■ **Your instructions**
Extract all of the entries and set them down verbatim.

■ **Data entries**
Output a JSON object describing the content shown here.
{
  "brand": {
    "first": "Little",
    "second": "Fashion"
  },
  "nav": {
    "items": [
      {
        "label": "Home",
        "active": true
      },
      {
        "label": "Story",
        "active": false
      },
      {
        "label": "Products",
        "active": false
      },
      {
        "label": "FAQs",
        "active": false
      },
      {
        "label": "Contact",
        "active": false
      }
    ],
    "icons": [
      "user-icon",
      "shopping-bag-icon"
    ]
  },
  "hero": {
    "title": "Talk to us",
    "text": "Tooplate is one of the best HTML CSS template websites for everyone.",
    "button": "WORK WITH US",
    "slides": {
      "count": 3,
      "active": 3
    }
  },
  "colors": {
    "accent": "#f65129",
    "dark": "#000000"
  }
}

■ **Correct output**
Output a JSON object describing the content shown here.
{
  "brand": {
    "first": "Little",
    "second": "Fashion"
  },
  "nav": {
    "items": [
      {
        "label": "Home",
        "active": true
      },
      {
        "label": "Story",
        "active": false
      },
      {
        "label": "Products",
        "active": false
      },
      {
        "label": "FAQs",
        "active": false
      },
      {
        "label": "Contact",
        "active": false
      }
    ],
    "icons": [
      "user-icon",
      "shopping-bag-icon"
    ]
  },
  "hero": {
    "title": "Talk to us",
    "text": "Tooplate is one of the best HTML CSS template websites for everyone.",
    "button": "WORK WITH US",
    "slides": {
      "count": 3,
      "active": 3
    }
  },
  "colors": {
    "accent": "#f65129",
    "dark": "#000000"
  }
}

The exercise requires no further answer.